Part of a data file
========

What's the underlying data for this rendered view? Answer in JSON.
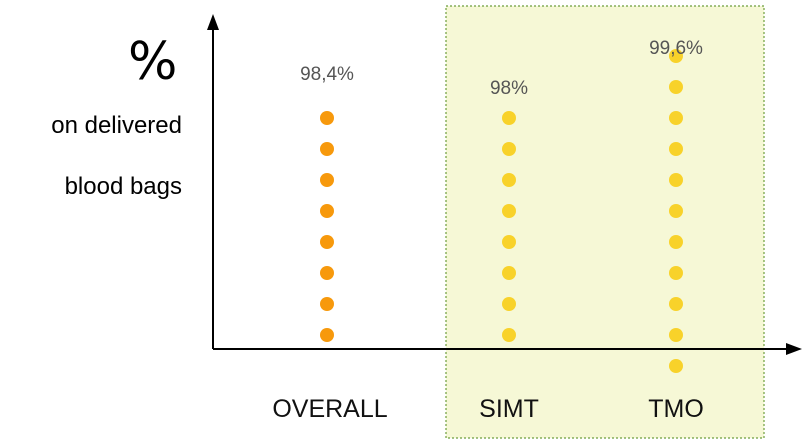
{
  "chart_data": {
    "type": "scatter",
    "ylabel_symbol": "%",
    "ylabel_line1": "on delivered",
    "ylabel_line2": "blood bags",
    "categories": [
      "OVERALL",
      "SIMT",
      "TMO"
    ],
    "values": [
      98.4,
      98,
      99.6
    ],
    "value_labels": [
      "98,4%",
      "98%",
      "99,6%"
    ],
    "point_counts": [
      8,
      8,
      11
    ],
    "point_colors": [
      "#f7990c",
      "#f8d22a",
      "#f8d22a"
    ],
    "highlight": {
      "categories": [
        "SIMT",
        "TMO"
      ],
      "fill": "#f6f8d6",
      "border": "#6e9e3e"
    },
    "grid": false
  }
}
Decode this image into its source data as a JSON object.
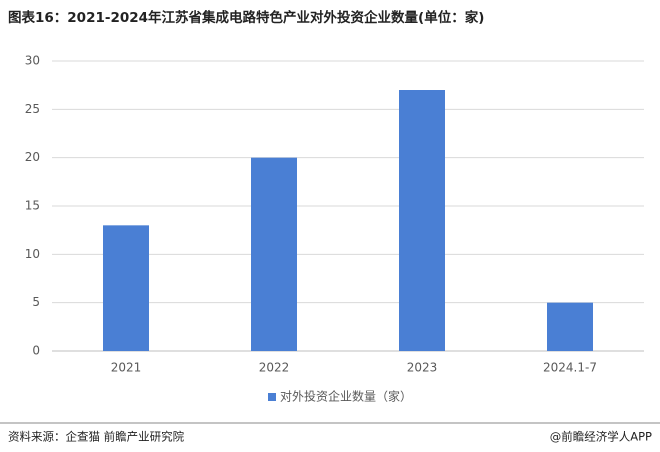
{
  "chart_data": {
    "type": "bar",
    "title": "图表16：2021-2024年江苏省集成电路特色产业对外投资企业数量(单位：家)",
    "categories": [
      "2021",
      "2022",
      "2023",
      "2024.1-7"
    ],
    "series": [
      {
        "name": "对外投资企业数量（家）",
        "color": "#4a7fd4",
        "values": [
          13,
          20,
          27,
          5
        ]
      }
    ],
    "ylim": [
      0,
      30
    ],
    "yticks": [
      0,
      5,
      10,
      15,
      20,
      25,
      30
    ],
    "grid": true,
    "legend": "bottom",
    "source": "资料来源：企查猫 前瞻产业研究院",
    "credit": "@前瞻经济学人APP"
  }
}
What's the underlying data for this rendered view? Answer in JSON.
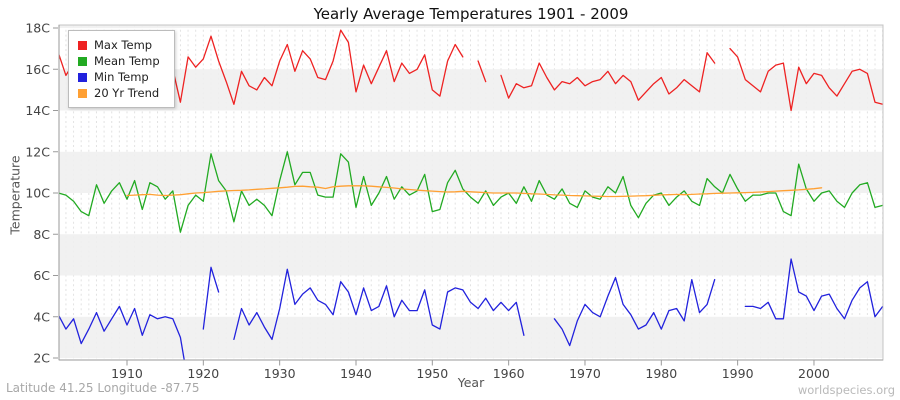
{
  "title": "Yearly Average Temperatures 1901 - 2009",
  "x_axis": {
    "label": "Year",
    "ticks": [
      1910,
      1920,
      1930,
      1940,
      1950,
      1960,
      1970,
      1980,
      1990,
      2000
    ],
    "range": [
      1901,
      2009
    ]
  },
  "y_axis": {
    "label": "Temperature",
    "ticks": [
      2,
      4,
      6,
      8,
      10,
      12,
      14,
      16,
      18
    ],
    "tick_suffix": "C",
    "range": [
      2,
      18
    ]
  },
  "legend": [
    {
      "label": "Max Temp",
      "color": "#ee2222"
    },
    {
      "label": "Mean Temp",
      "color": "#22aa22"
    },
    {
      "label": "Min Temp",
      "color": "#2222dd"
    },
    {
      "label": "20 Yr Trend",
      "color": "#ffa033"
    }
  ],
  "footer": {
    "left": "Latitude 41.25 Longitude -87.75",
    "right": "worldspecies.org"
  },
  "colors": {
    "band": "#efefef",
    "grid": "#e2e2e2",
    "border": "#c4c4c4",
    "axis": "#9a9a9a"
  },
  "chart_data": {
    "type": "line",
    "title": "Yearly Average Temperatures 1901 - 2009",
    "xlabel": "Year",
    "ylabel": "Temperature",
    "x_start": 1901,
    "x_end": 2009,
    "ylim": [
      2,
      18
    ],
    "grid": "vertical-dashed, alternating horizontal bands",
    "legend_position": "top-left",
    "series": [
      {
        "name": "Max Temp",
        "color": "#ee2222",
        "values": [
          16.8,
          15.7,
          16.3,
          15.2,
          16.0,
          17.4,
          14.8,
          16.1,
          16.4,
          15.5,
          16.5,
          14.6,
          16.3,
          16.2,
          15.6,
          16.0,
          14.4,
          16.6,
          16.1,
          16.5,
          17.6,
          16.4,
          15.4,
          14.3,
          15.9,
          15.2,
          15.0,
          15.6,
          15.2,
          16.4,
          17.2,
          15.9,
          16.9,
          16.5,
          15.6,
          15.5,
          16.4,
          17.9,
          17.3,
          14.9,
          16.2,
          15.3,
          16.1,
          16.9,
          15.4,
          16.3,
          15.8,
          16.0,
          16.7,
          15.0,
          14.7,
          16.4,
          17.2,
          16.6,
          null,
          16.4,
          15.4,
          null,
          15.7,
          14.6,
          15.3,
          15.1,
          15.2,
          16.3,
          15.6,
          15.0,
          15.4,
          15.3,
          15.6,
          15.2,
          15.4,
          15.5,
          15.9,
          15.3,
          15.7,
          15.4,
          14.5,
          14.9,
          15.3,
          15.6,
          14.8,
          15.1,
          15.5,
          15.2,
          14.9,
          16.8,
          16.3,
          null,
          17.0,
          16.6,
          15.5,
          15.2,
          14.9,
          15.9,
          16.2,
          16.3,
          14.0,
          16.1,
          15.3,
          15.8,
          15.7,
          15.1,
          14.7,
          15.3,
          15.9,
          16.0,
          15.8,
          14.4,
          14.3
        ]
      },
      {
        "name": "Mean Temp",
        "color": "#22aa22",
        "values": [
          10.0,
          9.9,
          9.6,
          9.1,
          8.9,
          10.4,
          9.5,
          10.1,
          10.5,
          9.7,
          10.6,
          9.2,
          10.5,
          10.3,
          9.7,
          10.1,
          8.1,
          9.4,
          9.9,
          9.6,
          11.9,
          10.6,
          10.1,
          8.6,
          10.1,
          9.4,
          9.7,
          9.4,
          8.9,
          10.6,
          12.0,
          10.4,
          11.0,
          11.0,
          9.9,
          9.8,
          9.8,
          11.9,
          11.5,
          9.3,
          10.8,
          9.4,
          10.0,
          10.8,
          9.7,
          10.3,
          9.9,
          10.1,
          10.9,
          9.1,
          9.2,
          10.5,
          11.1,
          10.2,
          9.8,
          9.5,
          10.1,
          9.4,
          9.8,
          10.0,
          9.5,
          10.3,
          9.6,
          10.6,
          9.9,
          9.7,
          10.2,
          9.5,
          9.3,
          10.1,
          9.8,
          9.7,
          10.3,
          10.0,
          10.8,
          9.4,
          8.8,
          9.5,
          9.9,
          10.0,
          9.4,
          9.8,
          10.1,
          9.6,
          9.4,
          10.7,
          10.3,
          10.0,
          10.9,
          10.2,
          9.6,
          9.9,
          9.9,
          10.0,
          10.0,
          9.1,
          8.9,
          11.4,
          10.2,
          9.6,
          10.0,
          10.1,
          9.6,
          9.3,
          10.0,
          10.4,
          10.5,
          9.3,
          9.4
        ]
      },
      {
        "name": "Min Temp",
        "color": "#2222dd",
        "values": [
          4.1,
          3.4,
          3.9,
          2.7,
          3.4,
          4.2,
          3.3,
          3.9,
          4.5,
          3.6,
          4.4,
          3.1,
          4.1,
          3.9,
          4.0,
          3.9,
          3.0,
          0.8,
          null,
          3.4,
          6.4,
          5.2,
          null,
          2.9,
          4.4,
          3.6,
          4.2,
          3.5,
          2.9,
          4.4,
          6.3,
          4.6,
          5.1,
          5.4,
          4.8,
          4.6,
          4.1,
          5.7,
          5.2,
          4.1,
          5.4,
          4.3,
          4.5,
          5.5,
          4.0,
          4.8,
          4.3,
          4.3,
          5.3,
          3.6,
          3.4,
          5.2,
          5.4,
          5.3,
          4.7,
          4.4,
          4.9,
          4.3,
          4.7,
          4.3,
          4.7,
          3.1,
          null,
          null,
          null,
          3.9,
          3.4,
          2.6,
          3.8,
          4.6,
          4.2,
          4.0,
          5.0,
          5.9,
          4.6,
          4.1,
          3.4,
          3.6,
          4.2,
          3.4,
          4.3,
          4.4,
          3.8,
          5.8,
          4.2,
          4.6,
          5.8,
          null,
          null,
          null,
          4.5,
          4.5,
          4.4,
          4.7,
          3.9,
          3.9,
          6.8,
          5.2,
          5.0,
          4.3,
          5.0,
          5.1,
          4.4,
          3.9,
          4.8,
          5.4,
          5.7,
          4.0,
          4.5
        ]
      },
      {
        "name": "20 Yr Trend",
        "color": "#ffa033",
        "values": [
          null,
          null,
          null,
          null,
          null,
          null,
          null,
          null,
          null,
          9.88,
          9.9,
          9.92,
          9.93,
          9.9,
          9.88,
          9.9,
          9.92,
          9.96,
          10.0,
          10.02,
          10.05,
          10.08,
          10.1,
          10.12,
          10.13,
          10.15,
          10.18,
          10.2,
          10.23,
          10.25,
          10.28,
          10.32,
          10.33,
          10.3,
          10.28,
          10.22,
          10.3,
          10.33,
          10.35,
          10.35,
          10.35,
          10.33,
          10.3,
          10.27,
          10.24,
          10.2,
          10.17,
          10.14,
          10.11,
          10.09,
          10.07,
          10.05,
          10.06,
          10.08,
          10.06,
          10.04,
          10.02,
          10.0,
          10.0,
          10.0,
          10.0,
          9.98,
          9.96,
          9.95,
          9.93,
          9.91,
          9.9,
          9.88,
          9.87,
          9.86,
          9.85,
          9.84,
          9.83,
          9.83,
          9.84,
          9.85,
          9.86,
          9.87,
          9.89,
          9.91,
          9.92,
          9.93,
          9.92,
          9.93,
          9.95,
          9.96,
          9.98,
          9.99,
          10.0,
          10.01,
          10.02,
          10.03,
          10.05,
          10.07,
          10.09,
          10.11,
          10.13,
          10.15,
          10.18,
          10.21,
          10.25,
          null,
          null,
          null,
          null,
          null,
          null,
          null,
          null
        ]
      }
    ]
  }
}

========

Filter the entries and copy out every line with the word "title".

Complete answer:
    "title": "图表16：2021-2024年江苏省集成电路特色产业对外投资企业数量(单位：家)",
  "title": "Yearly Average Temperatures 1901 - 2009",
    "title": "Yearly Average Temperatures 1901 - 2009",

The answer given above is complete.